### WHAT IS BEING ASKED
Every record must be repeated exactly; omit any pictures they contain.

Stored data entries:
_ _ _ _
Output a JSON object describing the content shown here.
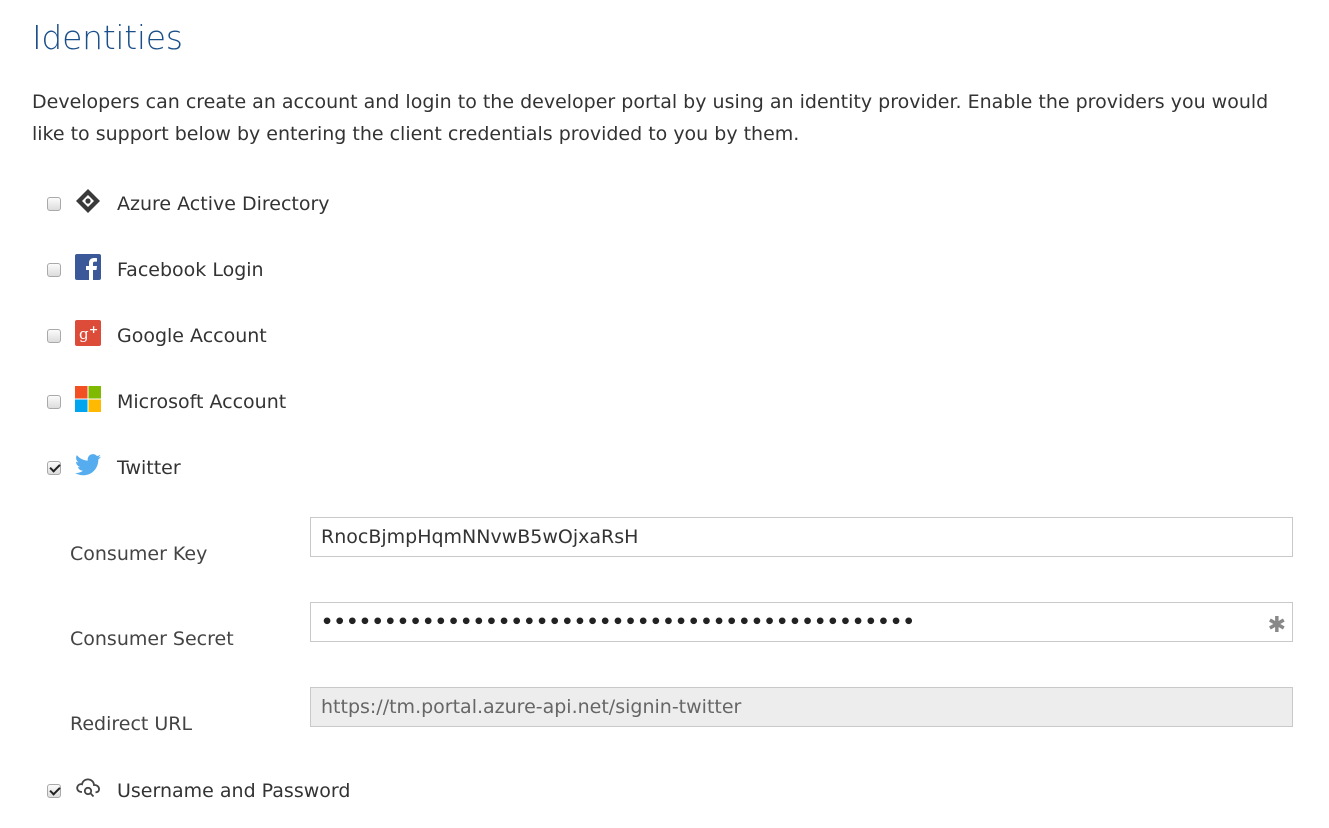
{
  "header": {
    "title": "Identities",
    "description": "Developers can create an account and login to the developer portal by using an identity provider. Enable the providers you would like to support below by entering the client credentials provided to you by them."
  },
  "providers": [
    {
      "label": "Azure Active Directory",
      "checked": false,
      "icon": "azure-ad-icon"
    },
    {
      "label": "Facebook Login",
      "checked": false,
      "icon": "facebook-icon"
    },
    {
      "label": "Google Account",
      "checked": false,
      "icon": "google-plus-icon"
    },
    {
      "label": "Microsoft Account",
      "checked": false,
      "icon": "microsoft-icon"
    },
    {
      "label": "Twitter",
      "checked": true,
      "icon": "twitter-icon"
    },
    {
      "label": "Username and Password",
      "checked": true,
      "icon": "username-password-icon"
    }
  ],
  "twitter": {
    "consumer_key_label": "Consumer Key",
    "consumer_key_value": "RnocBjmpHqmNNvwB5wOjxaRsH",
    "consumer_secret_label": "Consumer Secret",
    "consumer_secret_value": "•••••••••••••••••••••••••••••••••••••••••••••••",
    "redirect_url_label": "Redirect URL",
    "redirect_url_value": "https://tm.portal.azure-api.net/signin-twitter"
  },
  "colors": {
    "title": "#1a4f8a",
    "facebook": "#3b5998",
    "google": "#dd4b39",
    "twitter": "#55acee"
  }
}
_ _ _ _
### RESPONSE TO THIS TASK
Output a JSON object describing the content shown here.
{
  "header": {
    "title": "Identities",
    "description": "Developers can create an account and login to the developer portal by using an identity provider. Enable the providers you would like to support below by entering the client credentials provided to you by them."
  },
  "providers": [
    {
      "label": "Azure Active Directory",
      "checked": false,
      "icon": "azure-ad-icon"
    },
    {
      "label": "Facebook Login",
      "checked": false,
      "icon": "facebook-icon"
    },
    {
      "label": "Google Account",
      "checked": false,
      "icon": "google-plus-icon"
    },
    {
      "label": "Microsoft Account",
      "checked": false,
      "icon": "microsoft-icon"
    },
    {
      "label": "Twitter",
      "checked": true,
      "icon": "twitter-icon"
    },
    {
      "label": "Username and Password",
      "checked": true,
      "icon": "username-password-icon"
    }
  ],
  "twitter": {
    "consumer_key_label": "Consumer Key",
    "consumer_key_value": "RnocBjmpHqmNNvwB5wOjxaRsH",
    "consumer_secret_label": "Consumer Secret",
    "consumer_secret_value": "•••••••••••••••••••••••••••••••••••••••••••••••",
    "redirect_url_label": "Redirect URL",
    "redirect_url_value": "https://tm.portal.azure-api.net/signin-twitter"
  },
  "colors": {
    "title": "#1a4f8a",
    "facebook": "#3b5998",
    "google": "#dd4b39",
    "twitter": "#55acee"
  }
}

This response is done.